### TASK INSTRUCTIONS
Print every entry word for word, but omit the pictures.

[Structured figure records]
------------------------------------

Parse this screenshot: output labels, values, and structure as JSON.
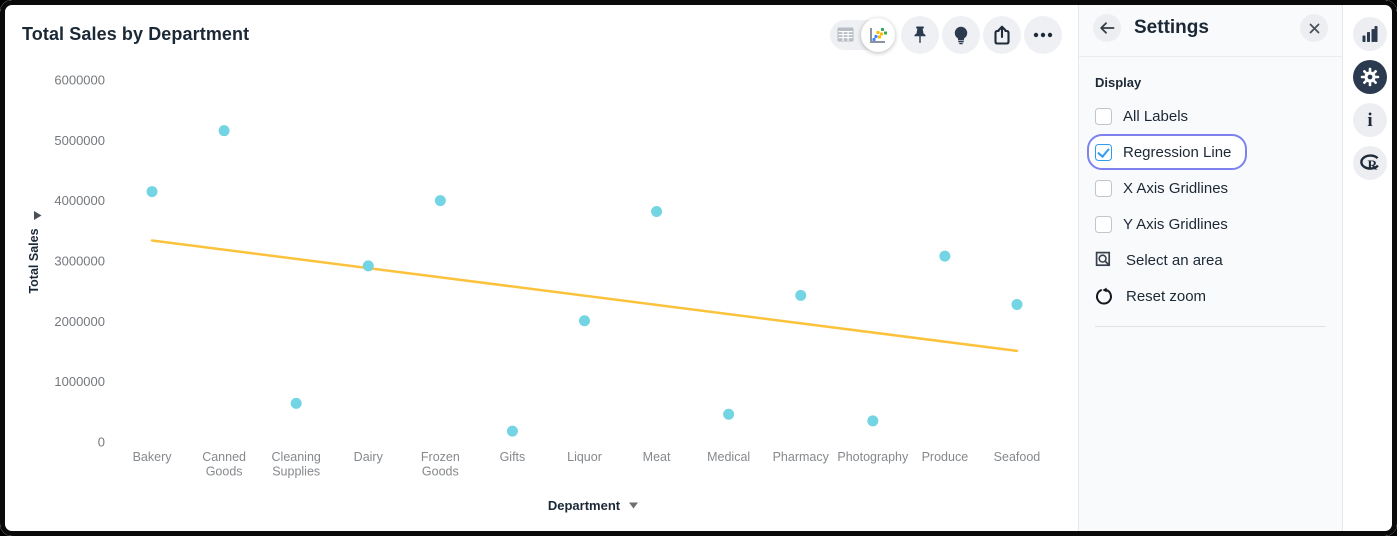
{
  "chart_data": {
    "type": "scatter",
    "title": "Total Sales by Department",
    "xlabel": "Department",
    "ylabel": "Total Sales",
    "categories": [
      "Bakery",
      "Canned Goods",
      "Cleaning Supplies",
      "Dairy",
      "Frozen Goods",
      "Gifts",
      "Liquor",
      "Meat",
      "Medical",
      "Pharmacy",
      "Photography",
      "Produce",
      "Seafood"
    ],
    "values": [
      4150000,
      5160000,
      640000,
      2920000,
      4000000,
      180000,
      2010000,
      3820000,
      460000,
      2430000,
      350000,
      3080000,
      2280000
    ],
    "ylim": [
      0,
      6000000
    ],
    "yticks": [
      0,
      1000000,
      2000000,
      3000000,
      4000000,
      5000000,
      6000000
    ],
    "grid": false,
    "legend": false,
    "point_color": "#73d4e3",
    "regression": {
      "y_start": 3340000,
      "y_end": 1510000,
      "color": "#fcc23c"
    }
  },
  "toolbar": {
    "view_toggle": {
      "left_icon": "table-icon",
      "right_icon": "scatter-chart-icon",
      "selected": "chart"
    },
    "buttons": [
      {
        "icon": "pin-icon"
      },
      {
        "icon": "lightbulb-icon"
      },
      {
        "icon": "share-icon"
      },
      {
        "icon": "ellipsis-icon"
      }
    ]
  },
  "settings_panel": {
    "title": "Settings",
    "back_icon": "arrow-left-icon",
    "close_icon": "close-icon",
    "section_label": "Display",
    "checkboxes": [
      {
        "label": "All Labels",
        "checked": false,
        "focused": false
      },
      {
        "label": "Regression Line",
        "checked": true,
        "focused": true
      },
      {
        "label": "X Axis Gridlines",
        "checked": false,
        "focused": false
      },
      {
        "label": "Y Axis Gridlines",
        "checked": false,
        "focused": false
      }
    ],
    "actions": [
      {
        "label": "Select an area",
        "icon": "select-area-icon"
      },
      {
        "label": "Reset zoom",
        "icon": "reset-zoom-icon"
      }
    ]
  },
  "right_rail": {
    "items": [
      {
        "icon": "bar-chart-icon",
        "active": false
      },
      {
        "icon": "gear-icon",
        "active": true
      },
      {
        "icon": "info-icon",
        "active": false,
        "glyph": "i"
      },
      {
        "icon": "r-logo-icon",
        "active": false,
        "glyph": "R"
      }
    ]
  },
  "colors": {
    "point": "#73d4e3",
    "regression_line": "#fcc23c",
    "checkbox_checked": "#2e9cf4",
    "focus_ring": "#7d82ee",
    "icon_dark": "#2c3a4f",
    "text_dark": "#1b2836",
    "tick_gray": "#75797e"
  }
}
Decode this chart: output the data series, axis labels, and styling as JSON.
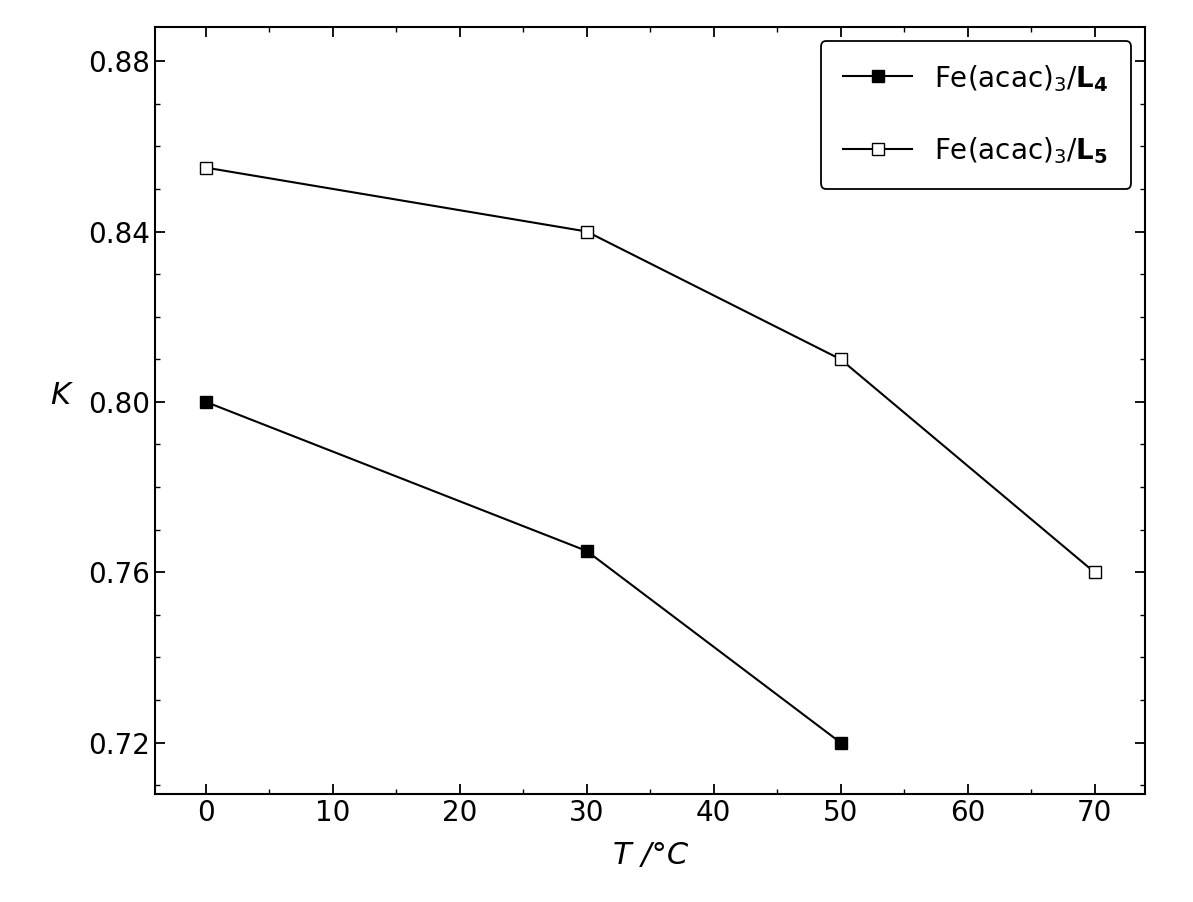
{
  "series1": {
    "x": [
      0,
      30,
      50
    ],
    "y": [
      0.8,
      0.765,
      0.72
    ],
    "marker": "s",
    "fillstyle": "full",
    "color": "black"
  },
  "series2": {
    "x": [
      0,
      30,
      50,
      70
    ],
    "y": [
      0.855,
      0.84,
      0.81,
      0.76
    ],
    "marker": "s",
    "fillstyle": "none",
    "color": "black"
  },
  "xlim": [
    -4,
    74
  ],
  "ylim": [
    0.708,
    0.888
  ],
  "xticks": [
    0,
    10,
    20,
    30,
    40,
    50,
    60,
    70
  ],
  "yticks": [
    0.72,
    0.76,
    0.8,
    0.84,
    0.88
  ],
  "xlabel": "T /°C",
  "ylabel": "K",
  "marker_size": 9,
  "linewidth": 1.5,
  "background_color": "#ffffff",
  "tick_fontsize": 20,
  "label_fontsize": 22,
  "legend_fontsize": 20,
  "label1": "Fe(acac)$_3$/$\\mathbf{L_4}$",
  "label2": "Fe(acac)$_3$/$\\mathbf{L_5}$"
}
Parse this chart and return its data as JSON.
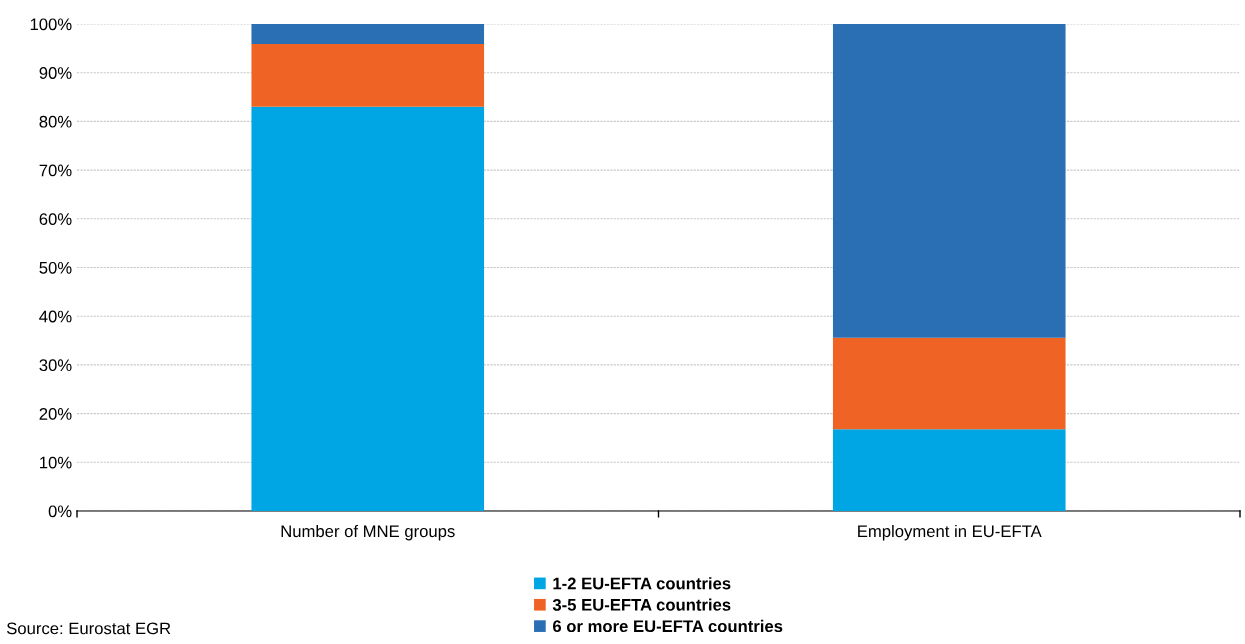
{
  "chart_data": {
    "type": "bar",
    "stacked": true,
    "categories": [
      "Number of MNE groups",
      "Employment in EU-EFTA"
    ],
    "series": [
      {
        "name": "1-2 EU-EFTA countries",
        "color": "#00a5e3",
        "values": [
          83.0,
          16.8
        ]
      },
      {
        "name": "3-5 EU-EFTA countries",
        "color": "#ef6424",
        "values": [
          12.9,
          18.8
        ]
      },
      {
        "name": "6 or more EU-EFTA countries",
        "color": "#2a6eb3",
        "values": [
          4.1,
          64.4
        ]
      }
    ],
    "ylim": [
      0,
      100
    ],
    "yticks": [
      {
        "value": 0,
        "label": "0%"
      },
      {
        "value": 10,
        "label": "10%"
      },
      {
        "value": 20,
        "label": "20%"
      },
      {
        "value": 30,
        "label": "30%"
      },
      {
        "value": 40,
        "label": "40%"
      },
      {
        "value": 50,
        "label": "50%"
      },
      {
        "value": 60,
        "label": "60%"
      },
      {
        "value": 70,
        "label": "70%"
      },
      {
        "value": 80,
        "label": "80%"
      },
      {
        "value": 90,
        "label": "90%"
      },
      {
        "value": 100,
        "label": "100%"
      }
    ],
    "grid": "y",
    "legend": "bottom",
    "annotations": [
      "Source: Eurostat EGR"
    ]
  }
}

------------------------------------

### THE COMPLETED TASK
Parse this screenshot: output labels, values, and structure as JSON.
{
  "chart_data": {
    "type": "scatter",
    "title": "Total Sales by Department",
    "xlabel": "Department",
    "ylabel": "Total Sales",
    "categories": [
      "Bakery",
      "Canned Goods",
      "Cleaning Supplies",
      "Dairy",
      "Frozen Goods",
      "Gifts",
      "Liquor",
      "Meat",
      "Medical",
      "Pharmacy",
      "Photography",
      "Produce",
      "Seafood"
    ],
    "values": [
      4150000,
      5160000,
      640000,
      2920000,
      4000000,
      180000,
      2010000,
      3820000,
      460000,
      2430000,
      350000,
      3080000,
      2280000
    ],
    "ylim": [
      0,
      6000000
    ],
    "yticks": [
      0,
      1000000,
      2000000,
      3000000,
      4000000,
      5000000,
      6000000
    ],
    "grid": false,
    "legend": false,
    "point_color": "#73d4e3",
    "regression": {
      "y_start": 3340000,
      "y_end": 1510000,
      "color": "#fcc23c"
    }
  },
  "toolbar": {
    "view_toggle": {
      "left_icon": "table-icon",
      "right_icon": "scatter-chart-icon",
      "selected": "chart"
    },
    "buttons": [
      {
        "icon": "pin-icon"
      },
      {
        "icon": "lightbulb-icon"
      },
      {
        "icon": "share-icon"
      },
      {
        "icon": "ellipsis-icon"
      }
    ]
  },
  "settings_panel": {
    "title": "Settings",
    "back_icon": "arrow-left-icon",
    "close_icon": "close-icon",
    "section_label": "Display",
    "checkboxes": [
      {
        "label": "All Labels",
        "checked": false,
        "focused": false
      },
      {
        "label": "Regression Line",
        "checked": true,
        "focused": true
      },
      {
        "label": "X Axis Gridlines",
        "checked": false,
        "focused": false
      },
      {
        "label": "Y Axis Gridlines",
        "checked": false,
        "focused": false
      }
    ],
    "actions": [
      {
        "label": "Select an area",
        "icon": "select-area-icon"
      },
      {
        "label": "Reset zoom",
        "icon": "reset-zoom-icon"
      }
    ]
  },
  "right_rail": {
    "items": [
      {
        "icon": "bar-chart-icon",
        "active": false
      },
      {
        "icon": "gear-icon",
        "active": true
      },
      {
        "icon": "info-icon",
        "active": false,
        "glyph": "i"
      },
      {
        "icon": "r-logo-icon",
        "active": false,
        "glyph": "R"
      }
    ]
  },
  "colors": {
    "point": "#73d4e3",
    "regression_line": "#fcc23c",
    "checkbox_checked": "#2e9cf4",
    "focus_ring": "#7d82ee",
    "icon_dark": "#2c3a4f",
    "text_dark": "#1b2836",
    "tick_gray": "#75797e"
  }
}
Decode this chart: output the data series, axis labels, and styling as JSON.
{
  "series1": {
    "x": [
      0,
      30,
      50
    ],
    "y": [
      0.8,
      0.765,
      0.72
    ],
    "marker": "s",
    "fillstyle": "full",
    "color": "black"
  },
  "series2": {
    "x": [
      0,
      30,
      50,
      70
    ],
    "y": [
      0.855,
      0.84,
      0.81,
      0.76
    ],
    "marker": "s",
    "fillstyle": "none",
    "color": "black"
  },
  "xlim": [
    -4,
    74
  ],
  "ylim": [
    0.708,
    0.888
  ],
  "xticks": [
    0,
    10,
    20,
    30,
    40,
    50,
    60,
    70
  ],
  "yticks": [
    0.72,
    0.76,
    0.8,
    0.84,
    0.88
  ],
  "xlabel": "T /°C",
  "ylabel": "K",
  "marker_size": 9,
  "linewidth": 1.5,
  "background_color": "#ffffff",
  "tick_fontsize": 20,
  "label_fontsize": 22,
  "legend_fontsize": 20,
  "label1": "Fe(acac)$_3$/$\\mathbf{L_4}$",
  "label2": "Fe(acac)$_3$/$\\mathbf{L_5}$"
}
Parse this chart and return its data as JSON.
{
  "chart_data": {
    "type": "bar",
    "stacked": true,
    "categories": [
      "Number of MNE groups",
      "Employment in EU-EFTA"
    ],
    "series": [
      {
        "name": "1-2 EU-EFTA countries",
        "color": "#00a5e3",
        "values": [
          83.0,
          16.8
        ]
      },
      {
        "name": "3-5 EU-EFTA countries",
        "color": "#ef6424",
        "values": [
          12.9,
          18.8
        ]
      },
      {
        "name": "6 or more EU-EFTA countries",
        "color": "#2a6eb3",
        "values": [
          4.1,
          64.4
        ]
      }
    ],
    "ylim": [
      0,
      100
    ],
    "yticks": [
      {
        "value": 0,
        "label": "0%"
      },
      {
        "value": 10,
        "label": "10%"
      },
      {
        "value": 20,
        "label": "20%"
      },
      {
        "value": 30,
        "label": "30%"
      },
      {
        "value": 40,
        "label": "40%"
      },
      {
        "value": 50,
        "label": "50%"
      },
      {
        "value": 60,
        "label": "60%"
      },
      {
        "value": 70,
        "label": "70%"
      },
      {
        "value": 80,
        "label": "80%"
      },
      {
        "value": 90,
        "label": "90%"
      },
      {
        "value": 100,
        "label": "100%"
      }
    ],
    "grid": "y",
    "legend": "bottom",
    "annotations": [
      "Source: Eurostat EGR"
    ]
  }
}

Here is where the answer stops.